*What is needed:* Answer with one number only: the number of lines that contain "Auflegen".

════════════════════

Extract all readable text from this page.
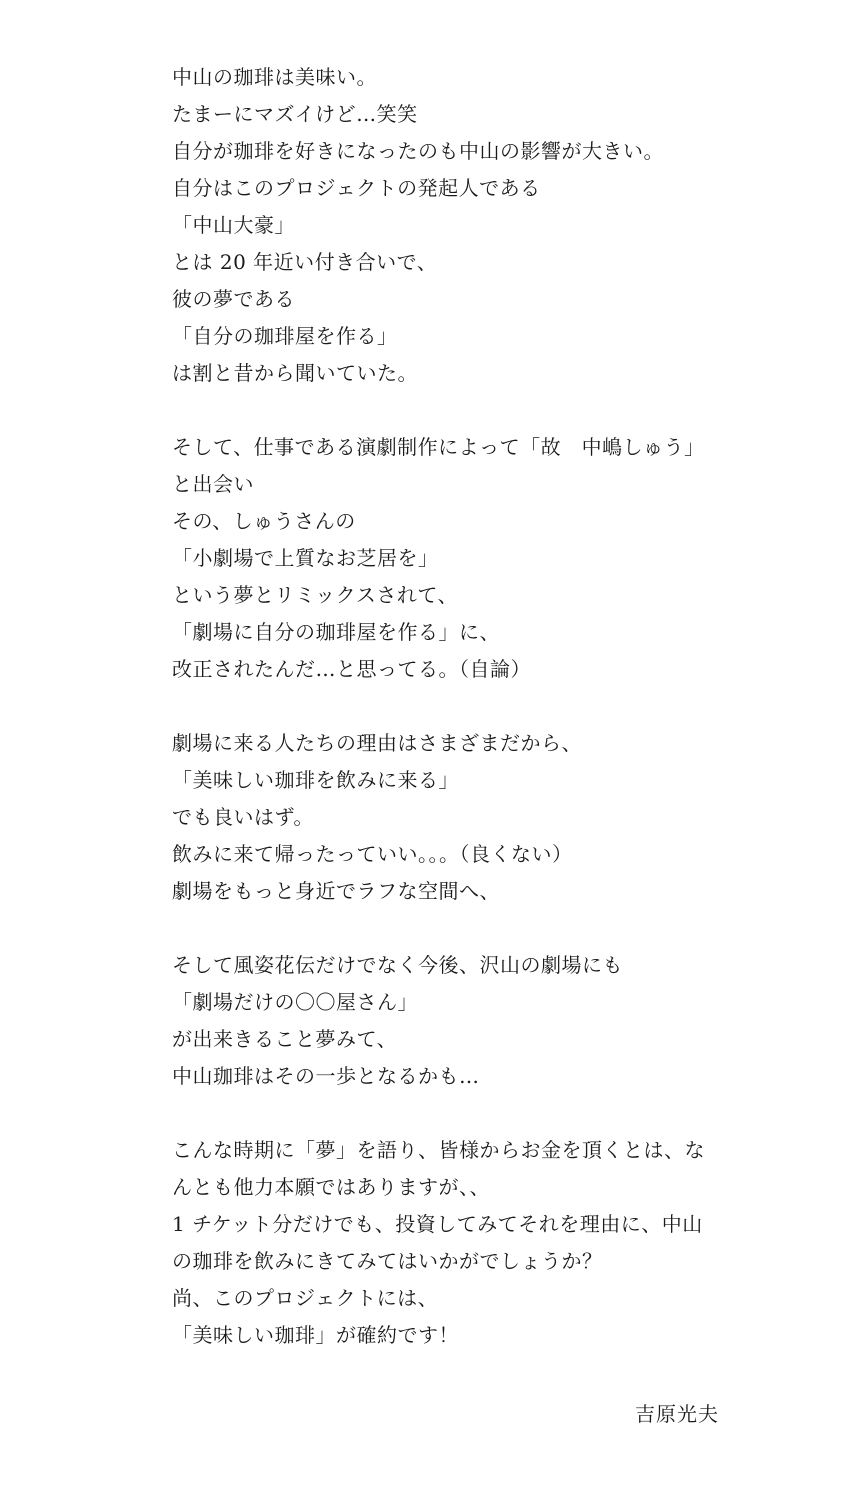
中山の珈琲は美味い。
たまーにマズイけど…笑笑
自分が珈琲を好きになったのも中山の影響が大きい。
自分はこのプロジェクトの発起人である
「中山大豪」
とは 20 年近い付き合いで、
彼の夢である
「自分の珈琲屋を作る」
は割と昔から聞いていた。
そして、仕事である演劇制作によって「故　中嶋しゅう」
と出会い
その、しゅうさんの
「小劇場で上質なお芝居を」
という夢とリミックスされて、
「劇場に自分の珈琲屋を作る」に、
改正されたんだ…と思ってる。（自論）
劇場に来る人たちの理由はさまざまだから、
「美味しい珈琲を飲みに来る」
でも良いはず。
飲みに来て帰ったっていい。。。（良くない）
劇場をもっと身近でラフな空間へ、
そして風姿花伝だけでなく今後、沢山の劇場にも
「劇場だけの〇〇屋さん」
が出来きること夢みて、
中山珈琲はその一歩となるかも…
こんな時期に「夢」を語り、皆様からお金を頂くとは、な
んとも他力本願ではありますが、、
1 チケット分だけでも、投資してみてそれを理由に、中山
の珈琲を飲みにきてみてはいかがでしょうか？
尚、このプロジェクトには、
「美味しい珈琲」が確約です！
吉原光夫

════════════════════

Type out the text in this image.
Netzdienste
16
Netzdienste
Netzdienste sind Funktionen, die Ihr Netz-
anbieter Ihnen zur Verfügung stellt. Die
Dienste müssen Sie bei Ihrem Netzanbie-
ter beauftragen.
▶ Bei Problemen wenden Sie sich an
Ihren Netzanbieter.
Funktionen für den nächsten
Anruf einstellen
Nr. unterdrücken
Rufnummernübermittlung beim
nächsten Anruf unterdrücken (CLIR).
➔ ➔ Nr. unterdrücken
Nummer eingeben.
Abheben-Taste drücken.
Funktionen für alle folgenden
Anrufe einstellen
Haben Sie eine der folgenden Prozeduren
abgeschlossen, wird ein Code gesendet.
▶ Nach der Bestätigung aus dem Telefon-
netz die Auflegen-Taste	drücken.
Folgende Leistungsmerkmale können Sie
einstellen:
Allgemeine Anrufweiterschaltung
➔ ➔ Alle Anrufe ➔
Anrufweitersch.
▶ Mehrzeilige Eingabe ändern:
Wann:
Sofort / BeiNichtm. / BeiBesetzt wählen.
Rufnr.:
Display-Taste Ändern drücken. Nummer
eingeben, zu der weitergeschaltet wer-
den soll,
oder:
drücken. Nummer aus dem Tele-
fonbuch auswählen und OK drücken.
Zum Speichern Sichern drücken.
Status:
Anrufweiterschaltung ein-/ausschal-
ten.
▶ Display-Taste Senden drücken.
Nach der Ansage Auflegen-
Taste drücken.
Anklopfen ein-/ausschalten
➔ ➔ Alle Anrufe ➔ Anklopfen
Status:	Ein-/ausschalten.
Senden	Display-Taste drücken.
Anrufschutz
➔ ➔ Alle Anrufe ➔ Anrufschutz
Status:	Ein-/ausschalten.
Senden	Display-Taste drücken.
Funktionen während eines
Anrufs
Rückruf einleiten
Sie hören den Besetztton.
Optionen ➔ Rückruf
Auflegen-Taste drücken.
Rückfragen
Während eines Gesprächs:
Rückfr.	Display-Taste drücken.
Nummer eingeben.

════════════════════

*Task answer:* 3